## Start

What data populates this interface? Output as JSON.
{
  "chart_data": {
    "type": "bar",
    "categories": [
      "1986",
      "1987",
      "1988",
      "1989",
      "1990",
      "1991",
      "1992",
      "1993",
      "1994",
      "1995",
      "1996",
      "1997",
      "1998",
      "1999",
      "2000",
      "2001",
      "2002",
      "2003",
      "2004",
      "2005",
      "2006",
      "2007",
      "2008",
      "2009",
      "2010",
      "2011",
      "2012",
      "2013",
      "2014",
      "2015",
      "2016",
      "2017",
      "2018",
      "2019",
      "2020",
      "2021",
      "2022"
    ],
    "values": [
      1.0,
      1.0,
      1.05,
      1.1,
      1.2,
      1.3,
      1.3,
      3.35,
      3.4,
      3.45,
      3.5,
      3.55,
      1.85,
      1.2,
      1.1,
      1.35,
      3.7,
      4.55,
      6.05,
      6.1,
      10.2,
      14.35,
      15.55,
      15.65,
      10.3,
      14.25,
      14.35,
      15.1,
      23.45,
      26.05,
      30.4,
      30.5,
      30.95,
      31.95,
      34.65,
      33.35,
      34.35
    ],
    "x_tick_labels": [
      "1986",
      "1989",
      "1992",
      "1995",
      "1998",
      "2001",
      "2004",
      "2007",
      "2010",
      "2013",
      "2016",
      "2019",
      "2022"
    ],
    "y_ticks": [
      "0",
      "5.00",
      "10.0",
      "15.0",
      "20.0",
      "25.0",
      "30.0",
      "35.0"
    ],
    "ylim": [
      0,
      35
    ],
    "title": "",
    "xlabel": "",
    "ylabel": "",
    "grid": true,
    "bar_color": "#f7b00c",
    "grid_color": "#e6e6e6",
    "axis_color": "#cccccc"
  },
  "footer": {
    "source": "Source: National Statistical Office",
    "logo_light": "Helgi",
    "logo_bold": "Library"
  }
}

## End

WRITTEN EXERCISE
Produce a verbatim transcription of the entries above.

SOLUTION FOR THIS EXERCISE
What data populates this interface? Output as JSON.
{
  "chart_data": {
    "type": "bar",
    "categories": [
      "1986",
      "1987",
      "1988",
      "1989",
      "1990",
      "1991",
      "1992",
      "1993",
      "1994",
      "1995",
      "1996",
      "1997",
      "1998",
      "1999",
      "2000",
      "2001",
      "2002",
      "2003",
      "2004",
      "2005",
      "2006",
      "2007",
      "2008",
      "2009",
      "2010",
      "2011",
      "2012",
      "2013",
      "2014",
      "2015",
      "2016",
      "2017",
      "2018",
      "2019",
      "2020",
      "2021",
      "2022"
    ],
    "values": [
      1.0,
      1.0,
      1.05,
      1.1,
      1.2,
      1.3,
      1.3,
      3.35,
      3.4,
      3.45,
      3.5,
      3.55,
      1.85,
      1.2,
      1.1,
      1.35,
      3.7,
      4.55,
      6.05,
      6.1,
      10.2,
      14.35,
      15.55,
      15.65,
      10.3,
      14.25,
      14.35,
      15.1,
      23.45,
      26.05,
      30.4,
      30.5,
      30.95,
      31.95,
      34.65,
      33.35,
      34.35
    ],
    "x_tick_labels": [
      "1986",
      "1989",
      "1992",
      "1995",
      "1998",
      "2001",
      "2004",
      "2007",
      "2010",
      "2013",
      "2016",
      "2019",
      "2022"
    ],
    "y_ticks": [
      "0",
      "5.00",
      "10.0",
      "15.0",
      "20.0",
      "25.0",
      "30.0",
      "35.0"
    ],
    "ylim": [
      0,
      35
    ],
    "title": "",
    "xlabel": "",
    "ylabel": "",
    "grid": true,
    "bar_color": "#f7b00c",
    "grid_color": "#e6e6e6",
    "axis_color": "#cccccc"
  },
  "footer": {
    "source": "Source: National Statistical Office",
    "logo_light": "Helgi",
    "logo_bold": "Library"
  }
}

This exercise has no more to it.